STATED PROBLEM:
Transcribe the listing verbatim. Do not carry over any pictures.

:::

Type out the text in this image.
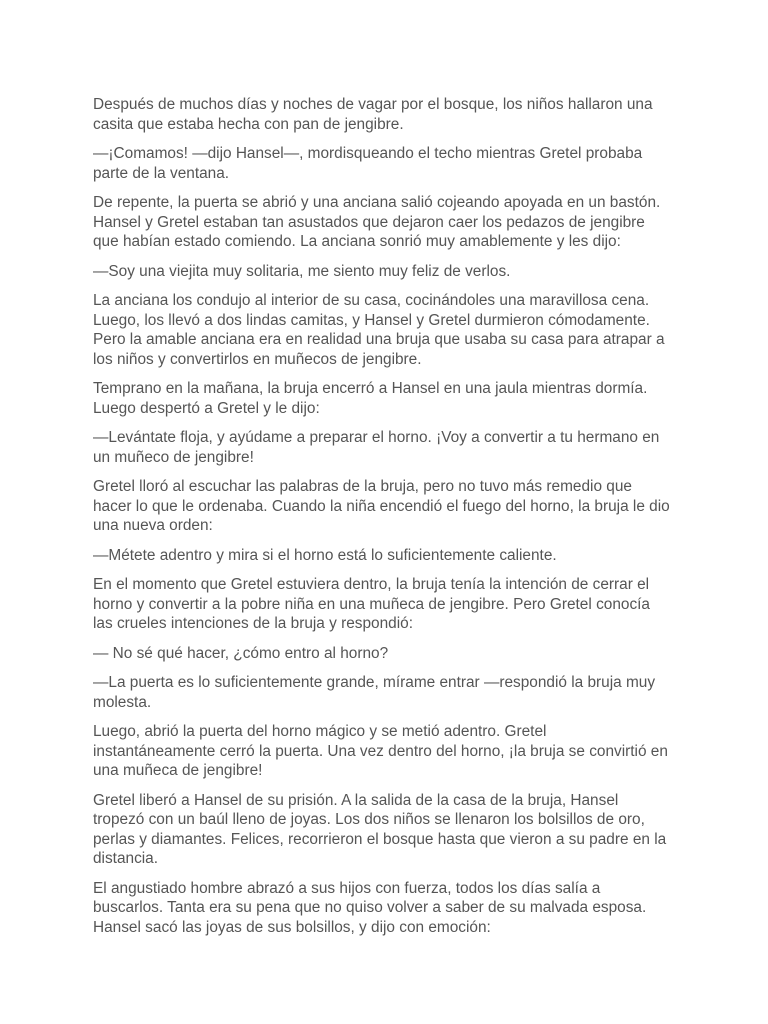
Después de muchos días y noches de vagar por el bosque, los niños hallaron una casita que estaba hecha con pan de jengibre.

—¡Comamos! —dijo Hansel—, mordisqueando el techo mientras Gretel probaba parte de la ventana.

De repente, la puerta se abrió y una anciana salió cojeando apoyada en un bastón. Hansel y Gretel estaban tan asustados que dejaron caer los pedazos de jengibre que habían estado comiendo. La anciana sonrió muy amablemente y les dijo:

—Soy una viejita muy solitaria, me siento muy feliz de verlos.

La anciana los condujo al interior de su casa, cocinándoles una maravillosa cena. Luego, los llevó a dos lindas camitas, y Hansel y Gretel durmieron cómodamente. Pero la amable anciana era en realidad una bruja que usaba su casa para atrapar a los niños y convertirlos en muñecos de jengibre.

Temprano en la mañana, la bruja encerró a Hansel en una jaula mientras dormía. Luego despertó a Gretel y le dijo:

—Levántate floja, y ayúdame a preparar el horno. ¡Voy a convertir a tu hermano en un muñeco de jengibre!

Gretel lloró al escuchar las palabras de la bruja, pero no tuvo más remedio que hacer lo que le ordenaba. Cuando la niña encendió el fuego del horno, la bruja le dio una nueva orden:

—Métete adentro y mira si el horno está lo suficientemente caliente.

En el momento que Gretel estuviera dentro, la bruja tenía la intención de cerrar el horno y convertir a la pobre niña en una muñeca de jengibre. Pero Gretel conocía las crueles intenciones de la bruja y respondió:

— No sé qué hacer, ¿cómo entro al horno?

—La puerta es lo suficientemente grande, mírame entrar —respondió la bruja muy molesta.

Luego, abrió la puerta del horno mágico y se metió adentro. Gretel instantáneamente cerró la puerta. Una vez dentro del horno, ¡la bruja se convirtió en una muñeca de jengibre!

Gretel liberó a Hansel de su prisión. A la salida de la casa de la bruja, Hansel tropezó con un baúl lleno de joyas. Los dos niños se llenaron los bolsillos de oro, perlas y diamantes. Felices, recorrieron el bosque hasta que vieron a su padre en la distancia.

El angustiado hombre abrazó a sus hijos con fuerza, todos los días salía a buscarlos. Tanta era su pena que no quiso volver a saber de su malvada esposa. Hansel sacó las joyas de sus bolsillos, y dijo con emoción:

:::

THE OUTPUT:
Type out the text in this image.
Después de muchos días y noches de vagar por el bosque, los niños hallaron una casita que estaba hecha con pan de jengibre.

—¡Comamos! —dijo Hansel—, mordisqueando el techo mientras Gretel probaba parte de la ventana.

De repente, la puerta se abrió y una anciana salió cojeando apoyada en un bastón. Hansel y Gretel estaban tan asustados que dejaron caer los pedazos de jengibre que habían estado comiendo. La anciana sonrió muy amablemente y les dijo:

—Soy una viejita muy solitaria, me siento muy feliz de verlos.

La anciana los condujo al interior de su casa, cocinándoles una maravillosa cena. Luego, los llevó a dos lindas camitas, y Hansel y Gretel durmieron cómodamente. Pero la amable anciana era en realidad una bruja que usaba su casa para atrapar a los niños y convertirlos en muñecos de jengibre.

Temprano en la mañana, la bruja encerró a Hansel en una jaula mientras dormía. Luego despertó a Gretel y le dijo:

—Levántate floja, y ayúdame a preparar el horno. ¡Voy a convertir a tu hermano en un muñeco de jengibre!

Gretel lloró al escuchar las palabras de la bruja, pero no tuvo más remedio que hacer lo que le ordenaba. Cuando la niña encendió el fuego del horno, la bruja le dio una nueva orden:

—Métete adentro y mira si el horno está lo suficientemente caliente.

En el momento que Gretel estuviera dentro, la bruja tenía la intención de cerrar el horno y convertir a la pobre niña en una muñeca de jengibre. Pero Gretel conocía las crueles intenciones de la bruja y respondió:

— No sé qué hacer, ¿cómo entro al horno?

—La puerta es lo suficientemente grande, mírame entrar —respondió la bruja muy molesta.

Luego, abrió la puerta del horno mágico y se metió adentro. Gretel instantáneamente cerró la puerta. Una vez dentro del horno, ¡la bruja se convirtió en una muñeca de jengibre!

Gretel liberó a Hansel de su prisión. A la salida de la casa de la bruja, Hansel tropezó con un baúl lleno de joyas. Los dos niños se llenaron los bolsillos de oro, perlas y diamantes. Felices, recorrieron el bosque hasta que vieron a su padre en la distancia.

El angustiado hombre abrazó a sus hijos con fuerza, todos los días salía a buscarlos. Tanta era su pena que no quiso volver a saber de su malvada esposa. Hansel sacó las joyas de sus bolsillos, y dijo con emoción:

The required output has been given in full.